Copy the data that follows, character for character, minus the pictures.
-- BEGIN Stored records --
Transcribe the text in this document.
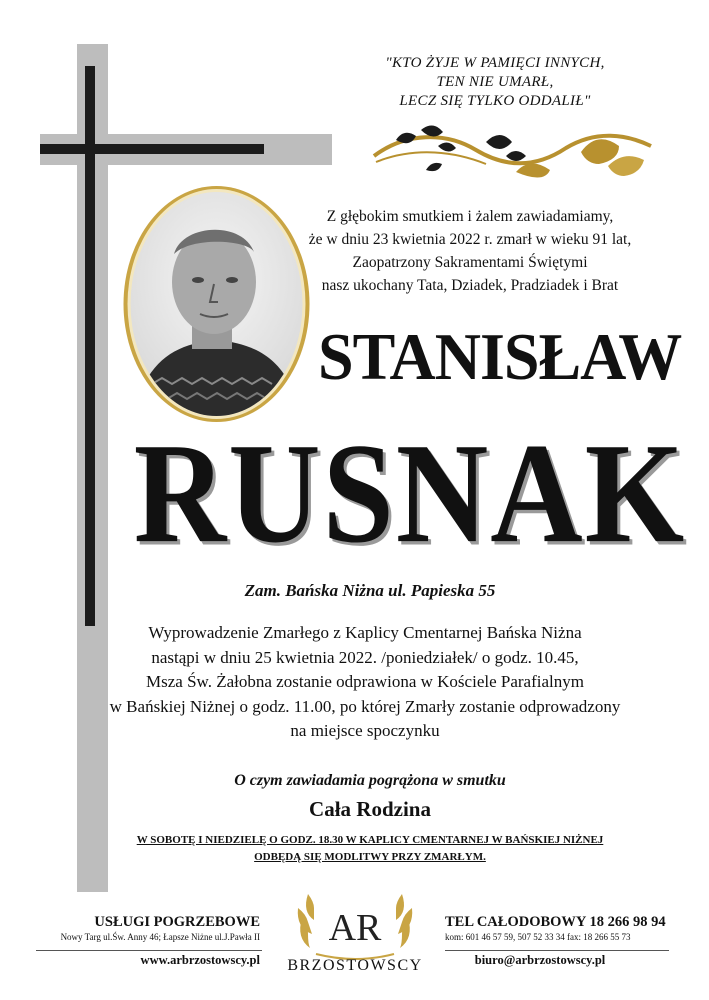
"KTO ŻYJE W PAMIĘCI INNYCH,
TEN NIE UMARŁ,
LECZ SIĘ TYLKO ODDALIŁ"
Z głębokim smutkiem i żalem zawiadamiamy,
że w dniu 23 kwietnia 2022 r. zmarł w wieku 91 lat,
Zaopatrzony Sakramentami Świętymi
nasz ukochany Tata, Dziadek, Pradziadek i Brat
STANISŁAW
RUSNAK
Zam. Bańska Niżna ul. Papieska 55
Wyprowadzenie Zmarłego z Kaplicy Cmentarnej Bańska Niżna
nastąpi w dniu 25 kwietnia 2022. /poniedziałek/ o godz. 10.45,
Msza Św. Żałobna zostanie odprawiona w Kościele Parafialnym
w Bańskiej Niżnej o godz. 11.00, po której Zmarły zostanie odprowadzony
na miejsce spoczynku
O czym zawiadamia pogrążona w smutku
Cała Rodzina
W SOBOTĘ I NIEDZIELĘ O GODZ. 18.30 W KAPLICY CMENTARNEJ W BAŃSKIEJ NIŻNEJ
ODBĘDĄ SIĘ MODLITWY PRZY ZMARŁYM.
USŁUGI POGRZEBOWE
Nowy Targ ul.Św. Anny 46; Łapsze Niżne ul.J.Pawła II
www.arbrzostowscy.pl
AR
BRZOSTOWSCY
TEL CAŁODOBOWY 18 266 98 94
kom: 601 46 57 59, 507 52 33 34 fax: 18 266 55 73
biuro@arbrzostowscy.pl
-- END Stored records --
Exercise answer:
Transcribe the text in this document.
"KTO ŻYJE W PAMIĘCI INNYCH,
TEN NIE UMARŁ,
LECZ SIĘ TYLKO ODDALIŁ"
Z głębokim smutkiem i żalem zawiadamiamy,
że w dniu 23 kwietnia 2022 r. zmarł w wieku 91 lat,
Zaopatrzony Sakramentami Świętymi
nasz ukochany Tata, Dziadek, Pradziadek i Brat
STANISŁAW
RUSNAK
Zam. Bańska Niżna ul. Papieska 55
Wyprowadzenie Zmarłego z Kaplicy Cmentarnej Bańska Niżna
nastąpi w dniu 25 kwietnia 2022. /poniedziałek/ o godz. 10.45,
Msza Św. Żałobna zostanie odprawiona w Kościele Parafialnym
w Bańskiej Niżnej o godz. 11.00, po której Zmarły zostanie odprowadzony
na miejsce spoczynku
O czym zawiadamia pogrążona w smutku
Cała Rodzina
W SOBOTĘ I NIEDZIELĘ O GODZ. 18.30 W KAPLICY CMENTARNEJ W BAŃSKIEJ NIŻNEJ
ODBĘDĄ SIĘ MODLITWY PRZY ZMARŁYM.
USŁUGI POGRZEBOWE
Nowy Targ ul.Św. Anny 46; Łapsze Niżne ul.J.Pawła II
www.arbrzostowscy.pl
AR
BRZOSTOWSCY
TEL CAŁODOBOWY 18 266 98 94
kom: 601 46 57 59, 507 52 33 34 fax: 18 266 55 73
biuro@arbrzostowscy.pl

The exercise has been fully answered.